[OBJECTIVE]: Transcribe the entries that follow exactly as they appear, minus pictures.

[EXTRACTED RECORDS]:
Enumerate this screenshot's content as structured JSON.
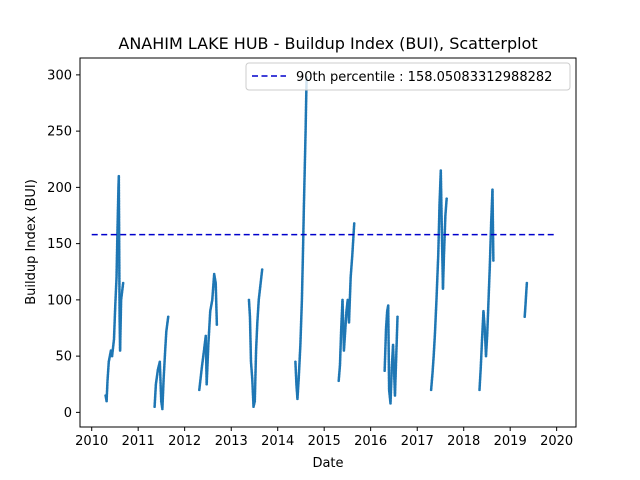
{
  "chart_data": {
    "type": "scatter",
    "title": "ANAHIM LAKE HUB - Buildup Index (BUI), Scatterplot",
    "xlabel": "Date",
    "ylabel": "Buildup Index (BUI)",
    "xlim": [
      "2009-10-01",
      "2020-06-01"
    ],
    "ylim": [
      -13,
      315
    ],
    "xticks": [
      "2010",
      "2011",
      "2012",
      "2013",
      "2014",
      "2015",
      "2016",
      "2017",
      "2018",
      "2019",
      "2020"
    ],
    "yticks": [
      0,
      50,
      100,
      150,
      200,
      250,
      300
    ],
    "grid": false,
    "legend_position": "top-right",
    "point_color": "#1f77b4",
    "reference_line": {
      "label": "90th percentile : 158.05083312988282",
      "value": 158.05083312988282,
      "x_start": "2010-01-01",
      "x_end": "2020-01-01",
      "color": "#0000cc",
      "style": "dashed"
    },
    "season_segments": [
      [
        [
          "2010-04-20",
          15
        ],
        [
          "2010-04-28",
          10
        ],
        [
          "2010-05-05",
          28
        ],
        [
          "2010-05-15",
          45
        ],
        [
          "2010-06-01",
          55
        ],
        [
          "2010-06-10",
          50
        ],
        [
          "2010-06-25",
          65
        ],
        [
          "2010-07-05",
          95
        ],
        [
          "2010-07-15",
          120
        ],
        [
          "2010-07-22",
          160
        ],
        [
          "2010-07-30",
          200
        ],
        [
          "2010-08-02",
          210
        ],
        [
          "2010-08-08",
          85
        ],
        [
          "2010-08-12",
          55
        ],
        [
          "2010-08-20",
          100
        ],
        [
          "2010-09-05",
          115
        ]
      ],
      [
        [
          "2011-05-10",
          5
        ],
        [
          "2011-05-20",
          25
        ],
        [
          "2011-06-05",
          38
        ],
        [
          "2011-06-20",
          45
        ],
        [
          "2011-07-01",
          10
        ],
        [
          "2011-07-10",
          3
        ],
        [
          "2011-07-20",
          30
        ],
        [
          "2011-08-01",
          55
        ],
        [
          "2011-08-10",
          72
        ],
        [
          "2011-08-25",
          85
        ]
      ],
      [
        [
          "2012-04-25",
          20
        ],
        [
          "2012-05-15",
          40
        ],
        [
          "2012-06-01",
          55
        ],
        [
          "2012-06-15",
          68
        ],
        [
          "2012-06-22",
          25
        ],
        [
          "2012-07-05",
          60
        ],
        [
          "2012-07-20",
          90
        ],
        [
          "2012-08-05",
          100
        ],
        [
          "2012-08-20",
          123
        ],
        [
          "2012-09-01",
          115
        ],
        [
          "2012-09-10",
          78
        ]
      ],
      [
        [
          "2013-05-20",
          100
        ],
        [
          "2013-05-28",
          85
        ],
        [
          "2013-06-05",
          45
        ],
        [
          "2013-06-15",
          30
        ],
        [
          "2013-06-25",
          5
        ],
        [
          "2013-07-05",
          10
        ],
        [
          "2013-07-15",
          55
        ],
        [
          "2013-07-25",
          80
        ],
        [
          "2013-08-05",
          100
        ],
        [
          "2013-08-20",
          115
        ],
        [
          "2013-09-01",
          127
        ]
      ],
      [
        [
          "2014-05-20",
          45
        ],
        [
          "2014-05-28",
          25
        ],
        [
          "2014-06-05",
          12
        ],
        [
          "2014-06-15",
          30
        ],
        [
          "2014-06-28",
          60
        ],
        [
          "2014-07-10",
          100
        ],
        [
          "2014-07-18",
          140
        ],
        [
          "2014-07-25",
          180
        ],
        [
          "2014-08-01",
          215
        ],
        [
          "2014-08-08",
          250
        ],
        [
          "2014-08-12",
          275
        ],
        [
          "2014-08-16",
          298
        ]
      ],
      [
        [
          "2015-04-25",
          28
        ],
        [
          "2015-05-05",
          42
        ],
        [
          "2015-05-15",
          75
        ],
        [
          "2015-05-25",
          100
        ],
        [
          "2015-06-05",
          55
        ],
        [
          "2015-06-15",
          72
        ],
        [
          "2015-06-25",
          90
        ],
        [
          "2015-07-05",
          100
        ],
        [
          "2015-07-15",
          80
        ],
        [
          "2015-07-28",
          120
        ],
        [
          "2015-08-10",
          140
        ],
        [
          "2015-08-25",
          168
        ]
      ],
      [
        [
          "2016-04-20",
          37
        ],
        [
          "2016-05-01",
          75
        ],
        [
          "2016-05-10",
          90
        ],
        [
          "2016-05-18",
          95
        ],
        [
          "2016-05-25",
          20
        ],
        [
          "2016-06-05",
          8
        ],
        [
          "2016-06-15",
          40
        ],
        [
          "2016-06-25",
          60
        ],
        [
          "2016-07-10",
          15
        ],
        [
          "2016-07-20",
          50
        ],
        [
          "2016-07-30",
          85
        ]
      ],
      [
        [
          "2017-04-20",
          20
        ],
        [
          "2017-05-01",
          35
        ],
        [
          "2017-05-10",
          50
        ],
        [
          "2017-05-20",
          70
        ],
        [
          "2017-06-01",
          100
        ],
        [
          "2017-06-15",
          140
        ],
        [
          "2017-06-25",
          185
        ],
        [
          "2017-07-05",
          215
        ],
        [
          "2017-07-15",
          150
        ],
        [
          "2017-07-22",
          110
        ],
        [
          "2017-07-30",
          140
        ],
        [
          "2017-08-10",
          175
        ],
        [
          "2017-08-20",
          190
        ]
      ],
      [
        [
          "2018-05-05",
          20
        ],
        [
          "2018-05-15",
          40
        ],
        [
          "2018-05-25",
          65
        ],
        [
          "2018-06-05",
          90
        ],
        [
          "2018-06-15",
          75
        ],
        [
          "2018-06-25",
          50
        ],
        [
          "2018-07-05",
          70
        ],
        [
          "2018-07-15",
          100
        ],
        [
          "2018-07-25",
          130
        ],
        [
          "2018-08-05",
          170
        ],
        [
          "2018-08-15",
          198
        ],
        [
          "2018-08-22",
          135
        ]
      ],
      [
        [
          "2019-04-25",
          85
        ],
        [
          "2019-05-01",
          95
        ],
        [
          "2019-05-08",
          108
        ],
        [
          "2019-05-12",
          115
        ]
      ]
    ]
  }
}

[ANSWER TO THIS EXERCISE]:
Enumerate this screenshot's content as structured JSON.
{
  "chart_data": {
    "type": "scatter",
    "title": "ANAHIM LAKE HUB - Buildup Index (BUI), Scatterplot",
    "xlabel": "Date",
    "ylabel": "Buildup Index (BUI)",
    "xlim": [
      "2009-10-01",
      "2020-06-01"
    ],
    "ylim": [
      -13,
      315
    ],
    "xticks": [
      "2010",
      "2011",
      "2012",
      "2013",
      "2014",
      "2015",
      "2016",
      "2017",
      "2018",
      "2019",
      "2020"
    ],
    "yticks": [
      0,
      50,
      100,
      150,
      200,
      250,
      300
    ],
    "grid": false,
    "legend_position": "top-right",
    "point_color": "#1f77b4",
    "reference_line": {
      "label": "90th percentile : 158.05083312988282",
      "value": 158.05083312988282,
      "x_start": "2010-01-01",
      "x_end": "2020-01-01",
      "color": "#0000cc",
      "style": "dashed"
    },
    "season_segments": [
      [
        [
          "2010-04-20",
          15
        ],
        [
          "2010-04-28",
          10
        ],
        [
          "2010-05-05",
          28
        ],
        [
          "2010-05-15",
          45
        ],
        [
          "2010-06-01",
          55
        ],
        [
          "2010-06-10",
          50
        ],
        [
          "2010-06-25",
          65
        ],
        [
          "2010-07-05",
          95
        ],
        [
          "2010-07-15",
          120
        ],
        [
          "2010-07-22",
          160
        ],
        [
          "2010-07-30",
          200
        ],
        [
          "2010-08-02",
          210
        ],
        [
          "2010-08-08",
          85
        ],
        [
          "2010-08-12",
          55
        ],
        [
          "2010-08-20",
          100
        ],
        [
          "2010-09-05",
          115
        ]
      ],
      [
        [
          "2011-05-10",
          5
        ],
        [
          "2011-05-20",
          25
        ],
        [
          "2011-06-05",
          38
        ],
        [
          "2011-06-20",
          45
        ],
        [
          "2011-07-01",
          10
        ],
        [
          "2011-07-10",
          3
        ],
        [
          "2011-07-20",
          30
        ],
        [
          "2011-08-01",
          55
        ],
        [
          "2011-08-10",
          72
        ],
        [
          "2011-08-25",
          85
        ]
      ],
      [
        [
          "2012-04-25",
          20
        ],
        [
          "2012-05-15",
          40
        ],
        [
          "2012-06-01",
          55
        ],
        [
          "2012-06-15",
          68
        ],
        [
          "2012-06-22",
          25
        ],
        [
          "2012-07-05",
          60
        ],
        [
          "2012-07-20",
          90
        ],
        [
          "2012-08-05",
          100
        ],
        [
          "2012-08-20",
          123
        ],
        [
          "2012-09-01",
          115
        ],
        [
          "2012-09-10",
          78
        ]
      ],
      [
        [
          "2013-05-20",
          100
        ],
        [
          "2013-05-28",
          85
        ],
        [
          "2013-06-05",
          45
        ],
        [
          "2013-06-15",
          30
        ],
        [
          "2013-06-25",
          5
        ],
        [
          "2013-07-05",
          10
        ],
        [
          "2013-07-15",
          55
        ],
        [
          "2013-07-25",
          80
        ],
        [
          "2013-08-05",
          100
        ],
        [
          "2013-08-20",
          115
        ],
        [
          "2013-09-01",
          127
        ]
      ],
      [
        [
          "2014-05-20",
          45
        ],
        [
          "2014-05-28",
          25
        ],
        [
          "2014-06-05",
          12
        ],
        [
          "2014-06-15",
          30
        ],
        [
          "2014-06-28",
          60
        ],
        [
          "2014-07-10",
          100
        ],
        [
          "2014-07-18",
          140
        ],
        [
          "2014-07-25",
          180
        ],
        [
          "2014-08-01",
          215
        ],
        [
          "2014-08-08",
          250
        ],
        [
          "2014-08-12",
          275
        ],
        [
          "2014-08-16",
          298
        ]
      ],
      [
        [
          "2015-04-25",
          28
        ],
        [
          "2015-05-05",
          42
        ],
        [
          "2015-05-15",
          75
        ],
        [
          "2015-05-25",
          100
        ],
        [
          "2015-06-05",
          55
        ],
        [
          "2015-06-15",
          72
        ],
        [
          "2015-06-25",
          90
        ],
        [
          "2015-07-05",
          100
        ],
        [
          "2015-07-15",
          80
        ],
        [
          "2015-07-28",
          120
        ],
        [
          "2015-08-10",
          140
        ],
        [
          "2015-08-25",
          168
        ]
      ],
      [
        [
          "2016-04-20",
          37
        ],
        [
          "2016-05-01",
          75
        ],
        [
          "2016-05-10",
          90
        ],
        [
          "2016-05-18",
          95
        ],
        [
          "2016-05-25",
          20
        ],
        [
          "2016-06-05",
          8
        ],
        [
          "2016-06-15",
          40
        ],
        [
          "2016-06-25",
          60
        ],
        [
          "2016-07-10",
          15
        ],
        [
          "2016-07-20",
          50
        ],
        [
          "2016-07-30",
          85
        ]
      ],
      [
        [
          "2017-04-20",
          20
        ],
        [
          "2017-05-01",
          35
        ],
        [
          "2017-05-10",
          50
        ],
        [
          "2017-05-20",
          70
        ],
        [
          "2017-06-01",
          100
        ],
        [
          "2017-06-15",
          140
        ],
        [
          "2017-06-25",
          185
        ],
        [
          "2017-07-05",
          215
        ],
        [
          "2017-07-15",
          150
        ],
        [
          "2017-07-22",
          110
        ],
        [
          "2017-07-30",
          140
        ],
        [
          "2017-08-10",
          175
        ],
        [
          "2017-08-20",
          190
        ]
      ],
      [
        [
          "2018-05-05",
          20
        ],
        [
          "2018-05-15",
          40
        ],
        [
          "2018-05-25",
          65
        ],
        [
          "2018-06-05",
          90
        ],
        [
          "2018-06-15",
          75
        ],
        [
          "2018-06-25",
          50
        ],
        [
          "2018-07-05",
          70
        ],
        [
          "2018-07-15",
          100
        ],
        [
          "2018-07-25",
          130
        ],
        [
          "2018-08-05",
          170
        ],
        [
          "2018-08-15",
          198
        ],
        [
          "2018-08-22",
          135
        ]
      ],
      [
        [
          "2019-04-25",
          85
        ],
        [
          "2019-05-01",
          95
        ],
        [
          "2019-05-08",
          108
        ],
        [
          "2019-05-12",
          115
        ]
      ]
    ]
  }
}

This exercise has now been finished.